§ TASK REQUIREMENTS: Recast each line of the data below as an item in a numbered list, omitting any blank lines.

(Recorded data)
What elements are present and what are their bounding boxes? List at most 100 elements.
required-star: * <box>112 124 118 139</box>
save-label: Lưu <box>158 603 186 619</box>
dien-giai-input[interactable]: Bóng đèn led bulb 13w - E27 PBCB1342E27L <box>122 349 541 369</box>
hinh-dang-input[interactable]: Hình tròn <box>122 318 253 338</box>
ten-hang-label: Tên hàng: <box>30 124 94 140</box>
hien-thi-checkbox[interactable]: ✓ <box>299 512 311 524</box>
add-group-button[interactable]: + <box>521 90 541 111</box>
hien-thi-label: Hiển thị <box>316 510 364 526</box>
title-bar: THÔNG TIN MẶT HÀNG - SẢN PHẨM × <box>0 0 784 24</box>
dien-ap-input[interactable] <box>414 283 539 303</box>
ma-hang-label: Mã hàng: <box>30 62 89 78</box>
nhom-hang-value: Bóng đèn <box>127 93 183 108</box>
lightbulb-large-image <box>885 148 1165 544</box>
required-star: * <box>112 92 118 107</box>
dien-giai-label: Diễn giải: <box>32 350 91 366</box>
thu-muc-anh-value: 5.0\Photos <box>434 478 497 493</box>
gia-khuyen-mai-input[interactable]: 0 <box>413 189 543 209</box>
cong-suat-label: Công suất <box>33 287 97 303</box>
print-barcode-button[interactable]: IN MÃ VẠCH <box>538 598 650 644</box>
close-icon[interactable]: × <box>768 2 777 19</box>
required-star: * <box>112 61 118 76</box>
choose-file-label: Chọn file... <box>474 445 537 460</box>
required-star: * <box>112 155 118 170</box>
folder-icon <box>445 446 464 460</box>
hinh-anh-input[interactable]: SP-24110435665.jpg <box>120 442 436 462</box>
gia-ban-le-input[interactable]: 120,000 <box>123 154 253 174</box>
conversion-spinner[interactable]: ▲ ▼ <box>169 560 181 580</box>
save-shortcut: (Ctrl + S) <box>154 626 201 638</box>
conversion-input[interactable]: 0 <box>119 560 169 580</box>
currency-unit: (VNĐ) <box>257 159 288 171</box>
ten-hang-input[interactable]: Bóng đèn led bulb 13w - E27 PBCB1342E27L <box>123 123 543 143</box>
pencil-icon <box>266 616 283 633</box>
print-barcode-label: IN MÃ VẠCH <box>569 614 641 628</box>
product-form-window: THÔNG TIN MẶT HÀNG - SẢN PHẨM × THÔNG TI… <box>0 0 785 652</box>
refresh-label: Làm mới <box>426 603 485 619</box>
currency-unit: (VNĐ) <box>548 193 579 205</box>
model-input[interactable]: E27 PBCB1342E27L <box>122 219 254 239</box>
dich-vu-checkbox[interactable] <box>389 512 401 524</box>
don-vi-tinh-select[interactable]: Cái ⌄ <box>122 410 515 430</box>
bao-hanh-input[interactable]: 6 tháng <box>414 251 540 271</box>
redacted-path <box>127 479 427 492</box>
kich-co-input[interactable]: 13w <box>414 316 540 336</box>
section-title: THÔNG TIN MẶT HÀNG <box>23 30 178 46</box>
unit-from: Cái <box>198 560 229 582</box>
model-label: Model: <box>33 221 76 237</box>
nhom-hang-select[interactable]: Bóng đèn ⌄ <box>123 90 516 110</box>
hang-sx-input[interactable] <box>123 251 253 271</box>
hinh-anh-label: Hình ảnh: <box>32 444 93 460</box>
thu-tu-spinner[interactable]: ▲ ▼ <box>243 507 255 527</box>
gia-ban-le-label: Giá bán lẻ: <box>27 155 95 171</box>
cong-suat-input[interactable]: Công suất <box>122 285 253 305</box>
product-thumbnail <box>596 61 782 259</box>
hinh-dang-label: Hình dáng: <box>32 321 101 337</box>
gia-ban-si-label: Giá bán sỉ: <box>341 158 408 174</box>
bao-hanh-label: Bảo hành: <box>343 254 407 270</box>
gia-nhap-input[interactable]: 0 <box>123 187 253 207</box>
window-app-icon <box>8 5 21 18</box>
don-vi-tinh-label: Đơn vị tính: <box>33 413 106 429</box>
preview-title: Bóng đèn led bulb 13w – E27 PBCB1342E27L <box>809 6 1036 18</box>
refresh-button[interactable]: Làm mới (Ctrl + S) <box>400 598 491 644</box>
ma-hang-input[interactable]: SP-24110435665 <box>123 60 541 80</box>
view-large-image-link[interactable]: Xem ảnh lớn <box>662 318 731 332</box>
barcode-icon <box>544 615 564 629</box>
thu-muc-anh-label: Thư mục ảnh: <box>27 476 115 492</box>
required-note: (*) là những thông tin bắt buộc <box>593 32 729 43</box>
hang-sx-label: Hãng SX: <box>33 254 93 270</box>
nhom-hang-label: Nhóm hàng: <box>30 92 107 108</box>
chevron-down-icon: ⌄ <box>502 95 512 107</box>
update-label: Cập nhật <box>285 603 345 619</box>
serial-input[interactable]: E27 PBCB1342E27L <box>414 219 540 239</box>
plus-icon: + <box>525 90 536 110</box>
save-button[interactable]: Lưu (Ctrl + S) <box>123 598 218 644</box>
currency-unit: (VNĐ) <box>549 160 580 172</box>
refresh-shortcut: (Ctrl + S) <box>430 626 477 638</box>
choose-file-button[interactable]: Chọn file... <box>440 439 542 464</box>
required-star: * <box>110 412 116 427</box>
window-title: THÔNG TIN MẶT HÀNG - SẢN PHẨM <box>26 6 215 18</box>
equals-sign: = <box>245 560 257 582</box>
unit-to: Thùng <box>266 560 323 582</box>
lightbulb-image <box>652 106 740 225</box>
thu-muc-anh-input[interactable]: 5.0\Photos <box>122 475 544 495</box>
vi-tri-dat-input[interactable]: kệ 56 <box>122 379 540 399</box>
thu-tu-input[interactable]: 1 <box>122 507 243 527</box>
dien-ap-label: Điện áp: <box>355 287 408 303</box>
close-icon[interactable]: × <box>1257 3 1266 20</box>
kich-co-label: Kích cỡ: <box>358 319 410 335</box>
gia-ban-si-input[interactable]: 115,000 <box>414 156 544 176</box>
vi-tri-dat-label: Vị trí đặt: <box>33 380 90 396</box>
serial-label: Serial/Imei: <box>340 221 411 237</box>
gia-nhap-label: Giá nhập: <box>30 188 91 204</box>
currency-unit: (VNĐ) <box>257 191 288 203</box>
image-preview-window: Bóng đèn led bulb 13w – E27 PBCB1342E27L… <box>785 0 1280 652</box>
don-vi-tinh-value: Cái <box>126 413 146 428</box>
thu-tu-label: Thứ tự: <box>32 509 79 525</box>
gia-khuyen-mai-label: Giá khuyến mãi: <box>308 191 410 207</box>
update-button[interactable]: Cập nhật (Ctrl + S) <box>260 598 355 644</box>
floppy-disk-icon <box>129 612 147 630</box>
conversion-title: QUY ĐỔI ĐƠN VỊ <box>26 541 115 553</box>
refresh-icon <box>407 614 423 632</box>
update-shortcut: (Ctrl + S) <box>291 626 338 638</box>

§ FINISHED EXERCISE:
1. What elements are present and what are their bounding boxes? List at most 100 elements.
2. required-star: * <box>112 124 118 139</box>
3. save-label: Lưu <box>158 603 186 619</box>
4. dien-giai-input[interactable]: Bóng đèn led bulb 13w - E27 PBCB1342E27L <box>122 349 541 369</box>
5. hinh-dang-input[interactable]: Hình tròn <box>122 318 253 338</box>
6. ten-hang-label: Tên hàng: <box>30 124 94 140</box>
7. hien-thi-checkbox[interactable]: ✓ <box>299 512 311 524</box>
8. add-group-button[interactable]: + <box>521 90 541 111</box>
9. hien-thi-label: Hiển thị <box>316 510 364 526</box>
10. title-bar: THÔNG TIN MẶT HÀNG - SẢN PHẨM × <box>0 0 784 24</box>
11. dien-ap-input[interactable] <box>414 283 539 303</box>
12. ma-hang-label: Mã hàng: <box>30 62 89 78</box>
13. nhom-hang-value: Bóng đèn <box>127 93 183 108</box>
14. lightbulb-large-image <box>885 148 1165 544</box>
15. required-star: * <box>112 92 118 107</box>
16. dien-giai-label: Diễn giải: <box>32 350 91 366</box>
17. thu-muc-anh-value: 5.0\Photos <box>434 478 497 493</box>
18. gia-khuyen-mai-input[interactable]: 0 <box>413 189 543 209</box>
19. cong-suat-label: Công suất <box>33 287 97 303</box>
20. print-barcode-button[interactable]: IN MÃ VẠCH <box>538 598 650 644</box>
21. close-icon[interactable]: × <box>768 2 777 19</box>
22. required-star: * <box>112 61 118 76</box>
23. choose-file-label: Chọn file... <box>474 445 537 460</box>
24. required-star: * <box>112 155 118 170</box>
25. folder-icon <box>445 446 464 460</box>
26. hinh-anh-input[interactable]: SP-24110435665.jpg <box>120 442 436 462</box>
27. gia-ban-le-input[interactable]: 120,000 <box>123 154 253 174</box>
28. conversion-spinner[interactable]: ▲ ▼ <box>169 560 181 580</box>
29. save-shortcut: (Ctrl + S) <box>154 626 201 638</box>
30. conversion-input[interactable]: 0 <box>119 560 169 580</box>
31. currency-unit: (VNĐ) <box>257 159 288 171</box>
32. ten-hang-input[interactable]: Bóng đèn led bulb 13w - E27 PBCB1342E27L <box>123 123 543 143</box>
33. pencil-icon <box>266 616 283 633</box>
34. print-barcode-label: IN MÃ VẠCH <box>569 614 641 628</box>
35. product-form-window: THÔNG TIN MẶT HÀNG - SẢN PHẨM × THÔNG TI… <box>0 0 785 652</box>
36. refresh-label: Làm mới <box>426 603 485 619</box>
37. currency-unit: (VNĐ) <box>548 193 579 205</box>
38. model-input[interactable]: E27 PBCB1342E27L <box>122 219 254 239</box>
39. dich-vu-checkbox[interactable] <box>389 512 401 524</box>
40. don-vi-tinh-select[interactable]: Cái ⌄ <box>122 410 515 430</box>
41. bao-hanh-input[interactable]: 6 tháng <box>414 251 540 271</box>
42. redacted-path <box>127 479 427 492</box>
43. kich-co-input[interactable]: 13w <box>414 316 540 336</box>
44. section-title: THÔNG TIN MẶT HÀNG <box>23 30 178 46</box>
45. unit-from: Cái <box>198 560 229 582</box>
46. model-label: Model: <box>33 221 76 237</box>
47. nhom-hang-select[interactable]: Bóng đèn ⌄ <box>123 90 516 110</box>
48. hang-sx-input[interactable] <box>123 251 253 271</box>
49. hinh-anh-label: Hình ảnh: <box>32 444 93 460</box>
50. thu-tu-spinner[interactable]: ▲ ▼ <box>243 507 255 527</box>
51. gia-ban-le-label: Giá bán lẻ: <box>27 155 95 171</box>
52. cong-suat-input[interactable]: Công suất <box>122 285 253 305</box>
53. product-thumbnail <box>596 61 782 259</box>
54. hinh-dang-label: Hình dáng: <box>32 321 101 337</box>
55. gia-ban-si-label: Giá bán sỉ: <box>341 158 408 174</box>
56. bao-hanh-label: Bảo hành: <box>343 254 407 270</box>
57. gia-nhap-input[interactable]: 0 <box>123 187 253 207</box>
58. window-app-icon <box>8 5 21 18</box>
59. don-vi-tinh-label: Đơn vị tính: <box>33 413 106 429</box>
60. preview-title: Bóng đèn led bulb 13w – E27 PBCB1342E27L <box>809 6 1036 18</box>
61. refresh-button[interactable]: Làm mới (Ctrl + S) <box>400 598 491 644</box>
62. ma-hang-input[interactable]: SP-24110435665 <box>123 60 541 80</box>
63. view-large-image-link[interactable]: Xem ảnh lớn <box>662 318 731 332</box>
64. barcode-icon <box>544 615 564 629</box>
65. thu-muc-anh-label: Thư mục ảnh: <box>27 476 115 492</box>
66. required-note: (*) là những thông tin bắt buộc <box>593 32 729 43</box>
67. hang-sx-label: Hãng SX: <box>33 254 93 270</box>
68. nhom-hang-label: Nhóm hàng: <box>30 92 107 108</box>
69. chevron-down-icon: ⌄ <box>502 95 512 107</box>
70. update-label: Cập nhật <box>285 603 345 619</box>
71. serial-input[interactable]: E27 PBCB1342E27L <box>414 219 540 239</box>
72. plus-icon: + <box>525 90 536 110</box>
73. save-button[interactable]: Lưu (Ctrl + S) <box>123 598 218 644</box>
74. currency-unit: (VNĐ) <box>549 160 580 172</box>
75. refresh-shortcut: (Ctrl + S) <box>430 626 477 638</box>
76. choose-file-button[interactable]: Chọn file... <box>440 439 542 464</box>
77. required-star: * <box>110 412 116 427</box>
78. window-title: THÔNG TIN MẶT HÀNG - SẢN PHẨM <box>26 6 215 18</box>
79. equals-sign: = <box>245 560 257 582</box>
80. unit-to: Thùng <box>266 560 323 582</box>
81. lightbulb-image <box>652 106 740 225</box>
82. thu-muc-anh-input[interactable]: 5.0\Photos <box>122 475 544 495</box>
83. vi-tri-dat-input[interactable]: kệ 56 <box>122 379 540 399</box>
84. thu-tu-input[interactable]: 1 <box>122 507 243 527</box>
85. dien-ap-label: Điện áp: <box>355 287 408 303</box>
86. close-icon[interactable]: × <box>1257 3 1266 20</box>
87. kich-co-label: Kích cỡ: <box>358 319 410 335</box>
88. gia-ban-si-input[interactable]: 115,000 <box>414 156 544 176</box>
89. vi-tri-dat-label: Vị trí đặt: <box>33 380 90 396</box>
90. serial-label: Serial/Imei: <box>340 221 411 237</box>
91. gia-nhap-label: Giá nhập: <box>30 188 91 204</box>
92. currency-unit: (VNĐ) <box>257 191 288 203</box>
93. image-preview-window: Bóng đèn led bulb 13w – E27 PBCB1342E27L… <box>785 0 1280 652</box>
94. don-vi-tinh-value: Cái <box>126 413 146 428</box>
95. thu-tu-label: Thứ tự: <box>32 509 79 525</box>
96. gia-khuyen-mai-label: Giá khuyến mãi: <box>308 191 410 207</box>
97. update-button[interactable]: Cập nhật (Ctrl + S) <box>260 598 355 644</box>
98. floppy-disk-icon <box>129 612 147 630</box>
99. conversion-title: QUY ĐỔI ĐƠN VỊ <box>26 541 115 553</box>
100. refresh-icon <box>407 614 423 632</box>
101. update-shortcut: (Ctrl + S) <box>291 626 338 638</box>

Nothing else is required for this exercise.